WORK REQUIRED:
Images are not part of the copy; write out the rest of the data exactly as given.

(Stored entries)

= = = =

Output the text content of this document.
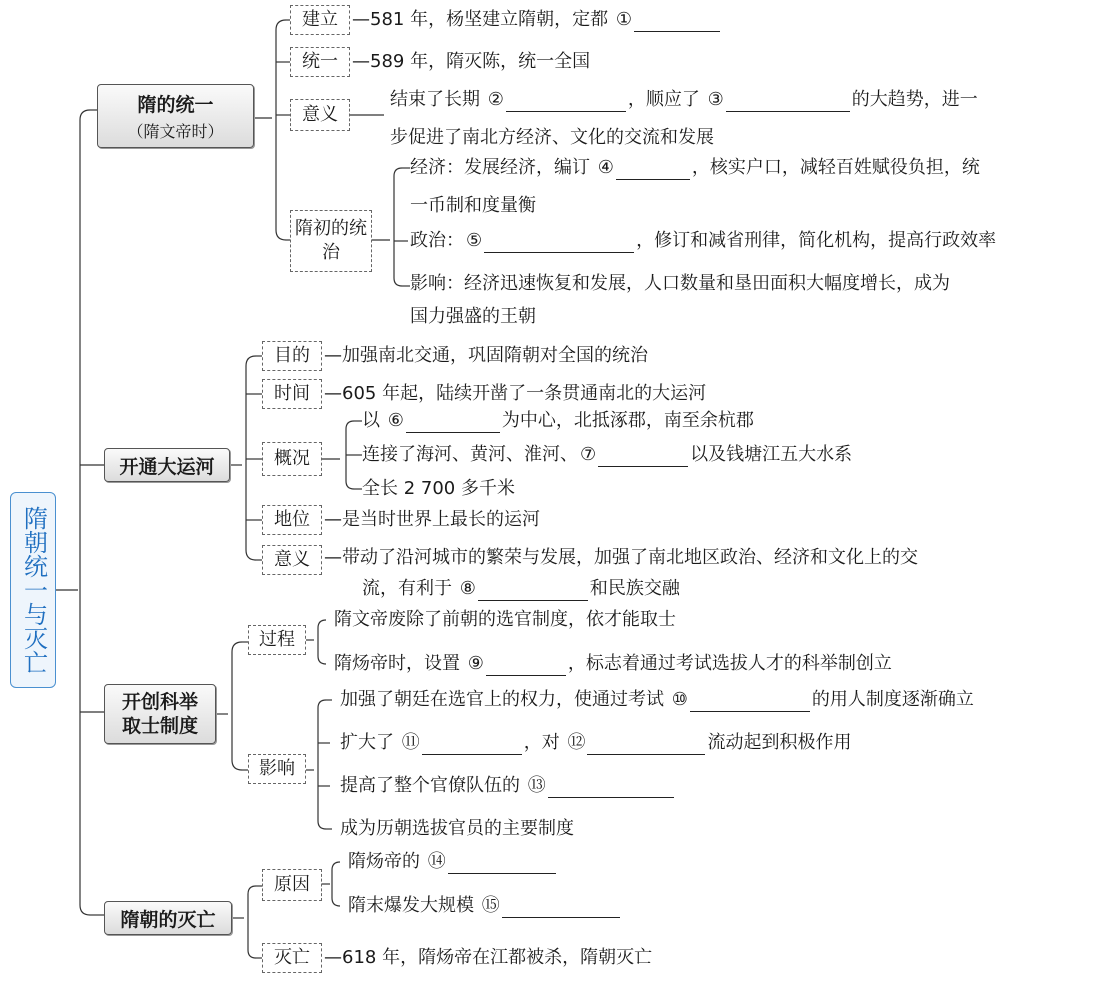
隋朝统一与灭亡
隋的统一
（隋文帝时）
建立 —581 年，杨坚建立隋朝，定都 ①
统一 —589 年，隋灭陈，统一全国
意义
结束了长期 ②	，顺应了 ③	的大趋势，进一
步促进了南北方经济、文化的交流和发展
隋初的统治
经济：发展经济，编订 ④	，核实户口，减轻百姓赋役负担，统
一币制和度量衡
政治： ⑤	，修订和减省刑律，简化机构，提高行政效率
影响：经济迅速恢复和发展，人口数量和垦田面积大幅度增长，成为
国力强盛的王朝
开通大运河
目的 —加强南北交通，巩固隋朝对全国的统治
时间 —605 年起，陆续开凿了一条贯通南北的大运河
概况
以 ⑥	为中心，北抵涿郡，南至余杭郡
连接了海河、黄河、淮河、 ⑦	以及钱塘江五大水系
全长 2 700 多千米
地位 —是当时世界上最长的运河
意义 —带动了沿河城市的繁荣与发展，加强了南北地区政治、经济和文化上的交
流，有利于 ⑧	和民族交融
开创科举
取士制度
过程
隋文帝废除了前朝的选官制度，依才能取士
隋炀帝时，设置 ⑨	，标志着通过考试选拔人才的科举制创立
影响
加强了朝廷在选官上的权力，使通过考试 ⑩	的用人制度逐渐确立
扩大了 ⑪	，对 ⑫	流动起到积极作用
提高了整个官僚队伍的 ⑬
成为历朝选拔官员的主要制度
隋朝的灭亡
原因
隋炀帝的 ⑭
隋末爆发大规模 ⑮
灭亡 —618 年，隋炀帝在江都被杀，隋朝灭亡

= = = =

RESULT FOR THIS EXERCISE:
Output the text content of this document.
隋朝统一与灭亡
隋的统一
（隋文帝时）
建立 —581 年，杨坚建立隋朝，定都 ①
统一 —589 年，隋灭陈，统一全国
意义
结束了长期 ②	，顺应了 ③	的大趋势，进一
步促进了南北方经济、文化的交流和发展
隋初的统治
经济：发展经济，编订 ④	，核实户口，减轻百姓赋役负担，统
一币制和度量衡
政治： ⑤	，修订和减省刑律，简化机构，提高行政效率
影响：经济迅速恢复和发展，人口数量和垦田面积大幅度增长，成为
国力强盛的王朝
开通大运河
目的 —加强南北交通，巩固隋朝对全国的统治
时间 —605 年起，陆续开凿了一条贯通南北的大运河
概况
以 ⑥	为中心，北抵涿郡，南至余杭郡
连接了海河、黄河、淮河、 ⑦	以及钱塘江五大水系
全长 2 700 多千米
地位 —是当时世界上最长的运河
意义 —带动了沿河城市的繁荣与发展，加强了南北地区政治、经济和文化上的交
流，有利于 ⑧	和民族交融
开创科举
取士制度
过程
隋文帝废除了前朝的选官制度，依才能取士
隋炀帝时，设置 ⑨	，标志着通过考试选拔人才的科举制创立
影响
加强了朝廷在选官上的权力，使通过考试 ⑩	的用人制度逐渐确立
扩大了 ⑪	，对 ⑫	流动起到积极作用
提高了整个官僚队伍的 ⑬
成为历朝选拔官员的主要制度
隋朝的灭亡
原因
隋炀帝的 ⑭
隋末爆发大规模 ⑮
灭亡 —618 年，隋炀帝在江都被杀，隋朝灭亡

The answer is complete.